• STATED GOAL:
Transcribe the entries below exactly; leave every image out.

• ENTRIES SHOWN:
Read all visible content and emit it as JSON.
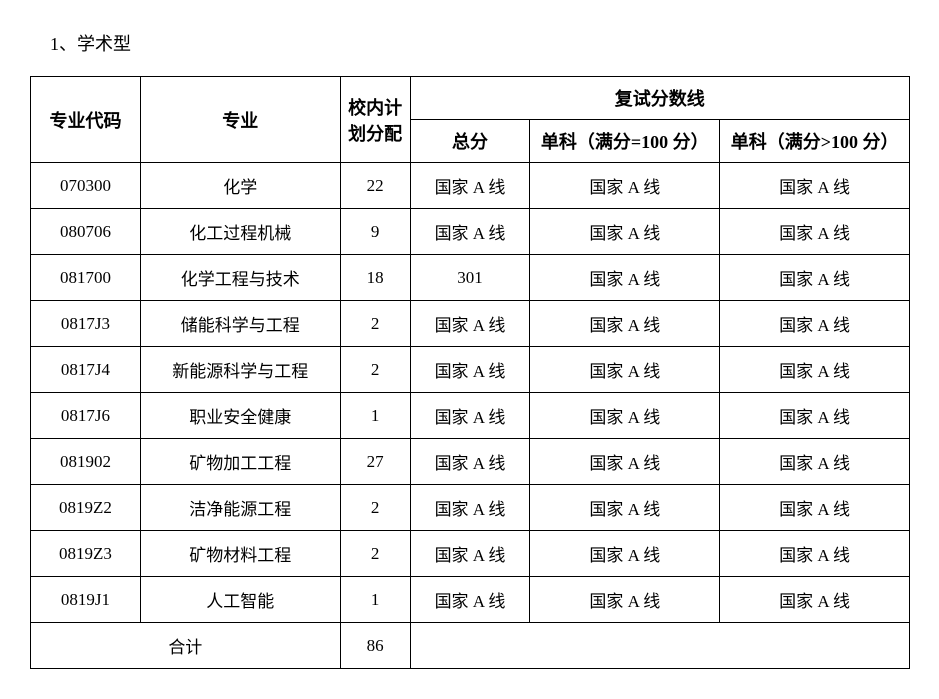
{
  "title": "1、学术型",
  "table": {
    "headers": {
      "code": "专业代码",
      "major": "专业",
      "plan": "校内计划分配",
      "score_group": "复试分数线",
      "total": "总分",
      "sub1": "单科（满分=100 分）",
      "sub2": "单科（满分>100 分）"
    },
    "rows": [
      {
        "code": "070300",
        "major": "化学",
        "plan": "22",
        "total": "国家 A 线",
        "sub1": "国家 A 线",
        "sub2": "国家 A 线"
      },
      {
        "code": "080706",
        "major": "化工过程机械",
        "plan": "9",
        "total": "国家 A 线",
        "sub1": "国家 A 线",
        "sub2": "国家 A 线"
      },
      {
        "code": "081700",
        "major": "化学工程与技术",
        "plan": "18",
        "total": "301",
        "sub1": "国家 A 线",
        "sub2": "国家 A 线"
      },
      {
        "code": "0817J3",
        "major": "储能科学与工程",
        "plan": "2",
        "total": "国家 A 线",
        "sub1": "国家 A 线",
        "sub2": "国家 A 线"
      },
      {
        "code": "0817J4",
        "major": "新能源科学与工程",
        "plan": "2",
        "total": "国家 A 线",
        "sub1": "国家 A 线",
        "sub2": "国家 A 线"
      },
      {
        "code": "0817J6",
        "major": "职业安全健康",
        "plan": "1",
        "total": "国家 A 线",
        "sub1": "国家 A 线",
        "sub2": "国家 A 线"
      },
      {
        "code": "081902",
        "major": "矿物加工工程",
        "plan": "27",
        "total": "国家 A 线",
        "sub1": "国家 A 线",
        "sub2": "国家 A 线"
      },
      {
        "code": "0819Z2",
        "major": "洁净能源工程",
        "plan": "2",
        "total": "国家 A 线",
        "sub1": "国家 A 线",
        "sub2": "国家 A 线"
      },
      {
        "code": "0819Z3",
        "major": "矿物材料工程",
        "plan": "2",
        "total": "国家 A 线",
        "sub1": "国家 A 线",
        "sub2": "国家 A 线"
      },
      {
        "code": "0819J1",
        "major": "人工智能",
        "plan": "1",
        "total": "国家 A 线",
        "sub1": "国家 A 线",
        "sub2": "国家 A 线"
      }
    ],
    "total_row": {
      "label": "合计",
      "plan": "86"
    },
    "styles": {
      "border_color": "#000000",
      "background_color": "#ffffff",
      "text_color": "#000000",
      "font_family": "SimSun",
      "header_fontsize": 18,
      "cell_fontsize": 17,
      "col_widths": {
        "code": 110,
        "major": 200,
        "plan": 70,
        "total": 120,
        "sub": 190
      }
    }
  }
}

• COMPLETE OUTPUT:
Read all visible content and emit it as JSON.
{
  "title": "1、学术型",
  "table": {
    "headers": {
      "code": "专业代码",
      "major": "专业",
      "plan": "校内计划分配",
      "score_group": "复试分数线",
      "total": "总分",
      "sub1": "单科（满分=100 分）",
      "sub2": "单科（满分>100 分）"
    },
    "rows": [
      {
        "code": "070300",
        "major": "化学",
        "plan": "22",
        "total": "国家 A 线",
        "sub1": "国家 A 线",
        "sub2": "国家 A 线"
      },
      {
        "code": "080706",
        "major": "化工过程机械",
        "plan": "9",
        "total": "国家 A 线",
        "sub1": "国家 A 线",
        "sub2": "国家 A 线"
      },
      {
        "code": "081700",
        "major": "化学工程与技术",
        "plan": "18",
        "total": "301",
        "sub1": "国家 A 线",
        "sub2": "国家 A 线"
      },
      {
        "code": "0817J3",
        "major": "储能科学与工程",
        "plan": "2",
        "total": "国家 A 线",
        "sub1": "国家 A 线",
        "sub2": "国家 A 线"
      },
      {
        "code": "0817J4",
        "major": "新能源科学与工程",
        "plan": "2",
        "total": "国家 A 线",
        "sub1": "国家 A 线",
        "sub2": "国家 A 线"
      },
      {
        "code": "0817J6",
        "major": "职业安全健康",
        "plan": "1",
        "total": "国家 A 线",
        "sub1": "国家 A 线",
        "sub2": "国家 A 线"
      },
      {
        "code": "081902",
        "major": "矿物加工工程",
        "plan": "27",
        "total": "国家 A 线",
        "sub1": "国家 A 线",
        "sub2": "国家 A 线"
      },
      {
        "code": "0819Z2",
        "major": "洁净能源工程",
        "plan": "2",
        "total": "国家 A 线",
        "sub1": "国家 A 线",
        "sub2": "国家 A 线"
      },
      {
        "code": "0819Z3",
        "major": "矿物材料工程",
        "plan": "2",
        "total": "国家 A 线",
        "sub1": "国家 A 线",
        "sub2": "国家 A 线"
      },
      {
        "code": "0819J1",
        "major": "人工智能",
        "plan": "1",
        "total": "国家 A 线",
        "sub1": "国家 A 线",
        "sub2": "国家 A 线"
      }
    ],
    "total_row": {
      "label": "合计",
      "plan": "86"
    },
    "styles": {
      "border_color": "#000000",
      "background_color": "#ffffff",
      "text_color": "#000000",
      "font_family": "SimSun",
      "header_fontsize": 18,
      "cell_fontsize": 17,
      "col_widths": {
        "code": 110,
        "major": 200,
        "plan": 70,
        "total": 120,
        "sub": 190
      }
    }
  }
}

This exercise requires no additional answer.